Short exercise
Below are records to repeat exactly. Omit the pictures from the copy.

"""

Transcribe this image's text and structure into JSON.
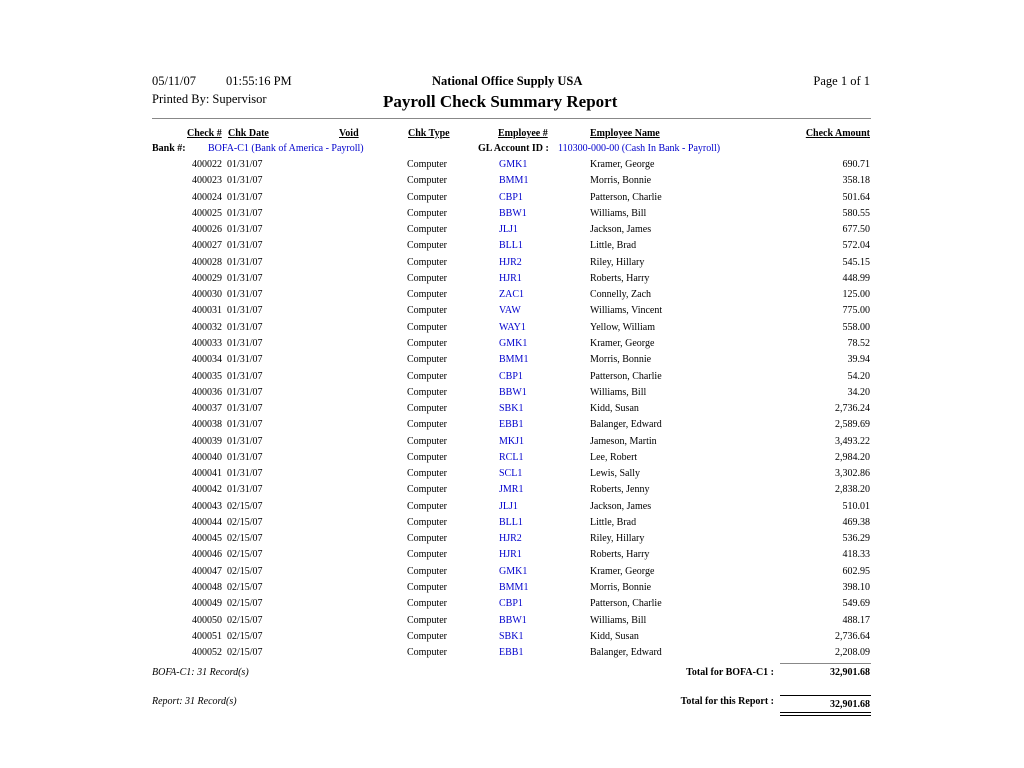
{
  "header": {
    "date": "05/11/07",
    "time": "01:55:16 PM",
    "company": "National Office Supply USA",
    "page": "Page 1 of  1",
    "printed_by": "Printed By: Supervisor",
    "title": "Payroll Check Summary Report"
  },
  "columns": {
    "check": "Check #",
    "date": "Chk Date",
    "void": "Void",
    "type": "Chk Type",
    "emp": "Employee #",
    "name": "Employee Name",
    "amount": "Check Amount"
  },
  "bank": {
    "label": "Bank #:",
    "value": "BOFA-C1 (Bank of America - Payroll)",
    "gl_label": "GL Account ID :",
    "gl_value": "110300-000-00 (Cash In Bank - Payroll)"
  },
  "rows": [
    [
      "400022",
      "01/31/07",
      "Computer",
      "GMK1",
      "Kramer, George",
      "690.71"
    ],
    [
      "400023",
      "01/31/07",
      "Computer",
      "BMM1",
      "Morris, Bonnie",
      "358.18"
    ],
    [
      "400024",
      "01/31/07",
      "Computer",
      "CBP1",
      "Patterson, Charlie",
      "501.64"
    ],
    [
      "400025",
      "01/31/07",
      "Computer",
      "BBW1",
      "Williams, Bill",
      "580.55"
    ],
    [
      "400026",
      "01/31/07",
      "Computer",
      "JLJ1",
      "Jackson, James",
      "677.50"
    ],
    [
      "400027",
      "01/31/07",
      "Computer",
      "BLL1",
      "Little, Brad",
      "572.04"
    ],
    [
      "400028",
      "01/31/07",
      "Computer",
      "HJR2",
      "Riley, Hillary",
      "545.15"
    ],
    [
      "400029",
      "01/31/07",
      "Computer",
      "HJR1",
      "Roberts, Harry",
      "448.99"
    ],
    [
      "400030",
      "01/31/07",
      "Computer",
      "ZAC1",
      "Connelly, Zach",
      "125.00"
    ],
    [
      "400031",
      "01/31/07",
      "Computer",
      "VAW",
      "Williams, Vincent",
      "775.00"
    ],
    [
      "400032",
      "01/31/07",
      "Computer",
      "WAY1",
      "Yellow, William",
      "558.00"
    ],
    [
      "400033",
      "01/31/07",
      "Computer",
      "GMK1",
      "Kramer, George",
      "78.52"
    ],
    [
      "400034",
      "01/31/07",
      "Computer",
      "BMM1",
      "Morris, Bonnie",
      "39.94"
    ],
    [
      "400035",
      "01/31/07",
      "Computer",
      "CBP1",
      "Patterson, Charlie",
      "54.20"
    ],
    [
      "400036",
      "01/31/07",
      "Computer",
      "BBW1",
      "Williams, Bill",
      "34.20"
    ],
    [
      "400037",
      "01/31/07",
      "Computer",
      "SBK1",
      "Kidd, Susan",
      "2,736.24"
    ],
    [
      "400038",
      "01/31/07",
      "Computer",
      "EBB1",
      "Balanger, Edward",
      "2,589.69"
    ],
    [
      "400039",
      "01/31/07",
      "Computer",
      "MKJ1",
      "Jameson, Martin",
      "3,493.22"
    ],
    [
      "400040",
      "01/31/07",
      "Computer",
      "RCL1",
      "Lee, Robert",
      "2,984.20"
    ],
    [
      "400041",
      "01/31/07",
      "Computer",
      "SCL1",
      "Lewis, Sally",
      "3,302.86"
    ],
    [
      "400042",
      "01/31/07",
      "Computer",
      "JMR1",
      "Roberts, Jenny",
      "2,838.20"
    ],
    [
      "400043",
      "02/15/07",
      "Computer",
      "JLJ1",
      "Jackson, James",
      "510.01"
    ],
    [
      "400044",
      "02/15/07",
      "Computer",
      "BLL1",
      "Little, Brad",
      "469.38"
    ],
    [
      "400045",
      "02/15/07",
      "Computer",
      "HJR2",
      "Riley, Hillary",
      "536.29"
    ],
    [
      "400046",
      "02/15/07",
      "Computer",
      "HJR1",
      "Roberts, Harry",
      "418.33"
    ],
    [
      "400047",
      "02/15/07",
      "Computer",
      "GMK1",
      "Kramer, George",
      "602.95"
    ],
    [
      "400048",
      "02/15/07",
      "Computer",
      "BMM1",
      "Morris, Bonnie",
      "398.10"
    ],
    [
      "400049",
      "02/15/07",
      "Computer",
      "CBP1",
      "Patterson, Charlie",
      "549.69"
    ],
    [
      "400050",
      "02/15/07",
      "Computer",
      "BBW1",
      "Williams, Bill",
      "488.17"
    ],
    [
      "400051",
      "02/15/07",
      "Computer",
      "SBK1",
      "Kidd, Susan",
      "2,736.64"
    ],
    [
      "400052",
      "02/15/07",
      "Computer",
      "EBB1",
      "Balanger, Edward",
      "2,208.09"
    ]
  ],
  "footer": {
    "bank_records": "BOFA-C1: 31 Record(s)",
    "bank_total_label": "Total for BOFA-C1 :",
    "bank_total": "32,901.68",
    "report_records": "Report: 31 Record(s)",
    "report_total_label": "Total for this Report :",
    "report_total": "32,901.68"
  },
  "colors": {
    "link": "#0000cc"
  }
}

"""

Written response
Transcribe this image's text and structure into JSON.
{
  "header": {
    "date": "05/11/07",
    "time": "01:55:16 PM",
    "company": "National Office Supply USA",
    "page": "Page 1 of  1",
    "printed_by": "Printed By: Supervisor",
    "title": "Payroll Check Summary Report"
  },
  "columns": {
    "check": "Check #",
    "date": "Chk Date",
    "void": "Void",
    "type": "Chk Type",
    "emp": "Employee #",
    "name": "Employee Name",
    "amount": "Check Amount"
  },
  "bank": {
    "label": "Bank #:",
    "value": "BOFA-C1 (Bank of America - Payroll)",
    "gl_label": "GL Account ID :",
    "gl_value": "110300-000-00 (Cash In Bank - Payroll)"
  },
  "rows": [
    [
      "400022",
      "01/31/07",
      "Computer",
      "GMK1",
      "Kramer, George",
      "690.71"
    ],
    [
      "400023",
      "01/31/07",
      "Computer",
      "BMM1",
      "Morris, Bonnie",
      "358.18"
    ],
    [
      "400024",
      "01/31/07",
      "Computer",
      "CBP1",
      "Patterson, Charlie",
      "501.64"
    ],
    [
      "400025",
      "01/31/07",
      "Computer",
      "BBW1",
      "Williams, Bill",
      "580.55"
    ],
    [
      "400026",
      "01/31/07",
      "Computer",
      "JLJ1",
      "Jackson, James",
      "677.50"
    ],
    [
      "400027",
      "01/31/07",
      "Computer",
      "BLL1",
      "Little, Brad",
      "572.04"
    ],
    [
      "400028",
      "01/31/07",
      "Computer",
      "HJR2",
      "Riley, Hillary",
      "545.15"
    ],
    [
      "400029",
      "01/31/07",
      "Computer",
      "HJR1",
      "Roberts, Harry",
      "448.99"
    ],
    [
      "400030",
      "01/31/07",
      "Computer",
      "ZAC1",
      "Connelly, Zach",
      "125.00"
    ],
    [
      "400031",
      "01/31/07",
      "Computer",
      "VAW",
      "Williams, Vincent",
      "775.00"
    ],
    [
      "400032",
      "01/31/07",
      "Computer",
      "WAY1",
      "Yellow, William",
      "558.00"
    ],
    [
      "400033",
      "01/31/07",
      "Computer",
      "GMK1",
      "Kramer, George",
      "78.52"
    ],
    [
      "400034",
      "01/31/07",
      "Computer",
      "BMM1",
      "Morris, Bonnie",
      "39.94"
    ],
    [
      "400035",
      "01/31/07",
      "Computer",
      "CBP1",
      "Patterson, Charlie",
      "54.20"
    ],
    [
      "400036",
      "01/31/07",
      "Computer",
      "BBW1",
      "Williams, Bill",
      "34.20"
    ],
    [
      "400037",
      "01/31/07",
      "Computer",
      "SBK1",
      "Kidd, Susan",
      "2,736.24"
    ],
    [
      "400038",
      "01/31/07",
      "Computer",
      "EBB1",
      "Balanger, Edward",
      "2,589.69"
    ],
    [
      "400039",
      "01/31/07",
      "Computer",
      "MKJ1",
      "Jameson, Martin",
      "3,493.22"
    ],
    [
      "400040",
      "01/31/07",
      "Computer",
      "RCL1",
      "Lee, Robert",
      "2,984.20"
    ],
    [
      "400041",
      "01/31/07",
      "Computer",
      "SCL1",
      "Lewis, Sally",
      "3,302.86"
    ],
    [
      "400042",
      "01/31/07",
      "Computer",
      "JMR1",
      "Roberts, Jenny",
      "2,838.20"
    ],
    [
      "400043",
      "02/15/07",
      "Computer",
      "JLJ1",
      "Jackson, James",
      "510.01"
    ],
    [
      "400044",
      "02/15/07",
      "Computer",
      "BLL1",
      "Little, Brad",
      "469.38"
    ],
    [
      "400045",
      "02/15/07",
      "Computer",
      "HJR2",
      "Riley, Hillary",
      "536.29"
    ],
    [
      "400046",
      "02/15/07",
      "Computer",
      "HJR1",
      "Roberts, Harry",
      "418.33"
    ],
    [
      "400047",
      "02/15/07",
      "Computer",
      "GMK1",
      "Kramer, George",
      "602.95"
    ],
    [
      "400048",
      "02/15/07",
      "Computer",
      "BMM1",
      "Morris, Bonnie",
      "398.10"
    ],
    [
      "400049",
      "02/15/07",
      "Computer",
      "CBP1",
      "Patterson, Charlie",
      "549.69"
    ],
    [
      "400050",
      "02/15/07",
      "Computer",
      "BBW1",
      "Williams, Bill",
      "488.17"
    ],
    [
      "400051",
      "02/15/07",
      "Computer",
      "SBK1",
      "Kidd, Susan",
      "2,736.64"
    ],
    [
      "400052",
      "02/15/07",
      "Computer",
      "EBB1",
      "Balanger, Edward",
      "2,208.09"
    ]
  ],
  "footer": {
    "bank_records": "BOFA-C1: 31 Record(s)",
    "bank_total_label": "Total for BOFA-C1 :",
    "bank_total": "32,901.68",
    "report_records": "Report: 31 Record(s)",
    "report_total_label": "Total for this Report :",
    "report_total": "32,901.68"
  },
  "colors": {
    "link": "#0000cc"
  }
}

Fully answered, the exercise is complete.